[Dataset entries]
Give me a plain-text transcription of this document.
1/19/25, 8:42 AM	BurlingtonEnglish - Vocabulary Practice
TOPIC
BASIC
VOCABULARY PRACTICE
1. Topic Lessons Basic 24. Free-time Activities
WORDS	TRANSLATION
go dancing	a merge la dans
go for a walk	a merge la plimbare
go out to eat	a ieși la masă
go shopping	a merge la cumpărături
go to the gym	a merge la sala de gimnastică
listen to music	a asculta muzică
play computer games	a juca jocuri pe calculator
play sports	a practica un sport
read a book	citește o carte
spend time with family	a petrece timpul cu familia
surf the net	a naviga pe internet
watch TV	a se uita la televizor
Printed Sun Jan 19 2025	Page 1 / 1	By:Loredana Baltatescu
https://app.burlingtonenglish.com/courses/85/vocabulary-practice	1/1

§ What is expected:
Return each line of the data that contains the string "play".

§ Written answer:
play computer games	a juca jocuri pe calculator
play sports	a practica un sport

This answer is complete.